--- START OF Source data ---
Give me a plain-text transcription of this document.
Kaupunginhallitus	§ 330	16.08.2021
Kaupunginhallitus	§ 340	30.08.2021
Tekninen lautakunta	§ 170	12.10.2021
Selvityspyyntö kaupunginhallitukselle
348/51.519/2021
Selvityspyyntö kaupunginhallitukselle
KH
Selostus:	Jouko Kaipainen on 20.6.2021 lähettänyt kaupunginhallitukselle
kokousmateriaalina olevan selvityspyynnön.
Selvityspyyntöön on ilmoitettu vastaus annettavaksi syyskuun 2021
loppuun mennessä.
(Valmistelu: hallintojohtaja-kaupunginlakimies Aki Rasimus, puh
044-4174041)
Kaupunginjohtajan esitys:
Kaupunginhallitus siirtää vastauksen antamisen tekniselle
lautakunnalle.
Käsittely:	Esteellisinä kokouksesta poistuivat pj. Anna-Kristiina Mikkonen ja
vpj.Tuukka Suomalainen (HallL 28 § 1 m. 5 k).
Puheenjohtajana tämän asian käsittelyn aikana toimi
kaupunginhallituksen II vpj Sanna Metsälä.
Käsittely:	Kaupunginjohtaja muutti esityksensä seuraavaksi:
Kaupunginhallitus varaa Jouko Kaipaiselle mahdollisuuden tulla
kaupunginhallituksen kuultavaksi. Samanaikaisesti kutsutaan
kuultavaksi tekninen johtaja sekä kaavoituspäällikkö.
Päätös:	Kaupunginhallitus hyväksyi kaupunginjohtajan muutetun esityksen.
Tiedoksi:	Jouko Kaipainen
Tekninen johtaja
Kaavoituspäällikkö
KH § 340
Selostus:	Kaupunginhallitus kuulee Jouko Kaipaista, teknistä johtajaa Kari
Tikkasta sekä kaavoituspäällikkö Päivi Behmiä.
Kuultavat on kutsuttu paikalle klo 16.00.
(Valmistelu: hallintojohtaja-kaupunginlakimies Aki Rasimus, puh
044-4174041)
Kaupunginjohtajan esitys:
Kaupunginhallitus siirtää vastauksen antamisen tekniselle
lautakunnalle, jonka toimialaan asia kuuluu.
--- END OF Source data ---
▶ What is required: Copy each line holding the word "Kaupunginhallitus" from the listing above.

▶ Output:
Kaupunginhallitus	§ 330	16.08.2021
Kaupunginhallitus	§ 340	30.08.2021
Kaupunginhallitus siirtää vastauksen antamisen tekniselle
Kaupunginhallitus varaa Jouko Kaipaiselle mahdollisuuden tulla
Päätös:	Kaupunginhallitus hyväksyi kaupunginjohtajan muutetun esityksen.
Selostus:	Kaupunginhallitus kuulee Jouko Kaipaista, teknistä johtajaa Kari
Kaupunginhallitus siirtää vastauksen antamisen tekniselle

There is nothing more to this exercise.